* _PROBLEM DETAILS_
Show every line of the records below that contains the string "broadcast", copying each such line in full. Matching is case-sensitive.

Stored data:
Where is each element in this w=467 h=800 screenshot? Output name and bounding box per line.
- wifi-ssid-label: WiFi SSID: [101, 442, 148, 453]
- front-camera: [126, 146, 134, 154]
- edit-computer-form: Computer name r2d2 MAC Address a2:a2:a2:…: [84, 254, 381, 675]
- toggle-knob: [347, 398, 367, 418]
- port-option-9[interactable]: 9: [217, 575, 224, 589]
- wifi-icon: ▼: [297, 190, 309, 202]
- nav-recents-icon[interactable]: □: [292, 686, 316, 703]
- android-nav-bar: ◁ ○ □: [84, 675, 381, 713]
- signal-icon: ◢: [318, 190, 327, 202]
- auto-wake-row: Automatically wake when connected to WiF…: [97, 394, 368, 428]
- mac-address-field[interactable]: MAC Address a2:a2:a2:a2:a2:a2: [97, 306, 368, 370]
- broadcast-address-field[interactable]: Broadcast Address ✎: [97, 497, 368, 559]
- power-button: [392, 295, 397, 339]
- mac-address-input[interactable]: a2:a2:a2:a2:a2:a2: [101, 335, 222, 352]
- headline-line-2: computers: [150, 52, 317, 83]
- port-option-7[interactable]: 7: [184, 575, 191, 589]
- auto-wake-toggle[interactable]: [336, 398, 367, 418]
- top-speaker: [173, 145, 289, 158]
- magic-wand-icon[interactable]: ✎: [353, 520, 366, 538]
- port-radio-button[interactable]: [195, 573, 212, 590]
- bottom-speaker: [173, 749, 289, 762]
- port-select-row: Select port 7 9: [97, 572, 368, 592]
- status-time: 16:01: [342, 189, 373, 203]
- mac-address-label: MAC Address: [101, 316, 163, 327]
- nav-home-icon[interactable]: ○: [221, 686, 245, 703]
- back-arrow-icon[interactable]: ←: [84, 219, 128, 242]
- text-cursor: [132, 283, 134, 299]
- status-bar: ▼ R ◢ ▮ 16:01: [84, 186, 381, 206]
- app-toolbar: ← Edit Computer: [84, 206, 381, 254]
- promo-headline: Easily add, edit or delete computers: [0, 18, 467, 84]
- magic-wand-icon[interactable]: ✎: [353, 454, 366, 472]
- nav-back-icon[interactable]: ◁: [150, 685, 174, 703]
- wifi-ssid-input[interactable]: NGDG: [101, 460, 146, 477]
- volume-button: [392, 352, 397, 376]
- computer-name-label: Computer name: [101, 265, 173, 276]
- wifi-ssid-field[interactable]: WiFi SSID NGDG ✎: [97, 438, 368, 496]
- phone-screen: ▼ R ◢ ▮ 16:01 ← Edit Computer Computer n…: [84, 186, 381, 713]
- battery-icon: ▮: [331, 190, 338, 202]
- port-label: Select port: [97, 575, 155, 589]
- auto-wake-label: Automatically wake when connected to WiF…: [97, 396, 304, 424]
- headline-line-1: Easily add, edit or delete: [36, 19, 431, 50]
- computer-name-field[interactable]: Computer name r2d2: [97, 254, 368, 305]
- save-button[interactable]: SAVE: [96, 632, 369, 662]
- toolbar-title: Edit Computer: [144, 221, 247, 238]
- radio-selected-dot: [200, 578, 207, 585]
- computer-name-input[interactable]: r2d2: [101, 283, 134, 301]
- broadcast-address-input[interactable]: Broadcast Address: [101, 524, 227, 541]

* _SOLUTION TO THIS TASK_
- broadcast-address-field[interactable]: Broadcast Address ✎: [97, 497, 368, 559]
- broadcast-address-input[interactable]: Broadcast Address: [101, 524, 227, 541]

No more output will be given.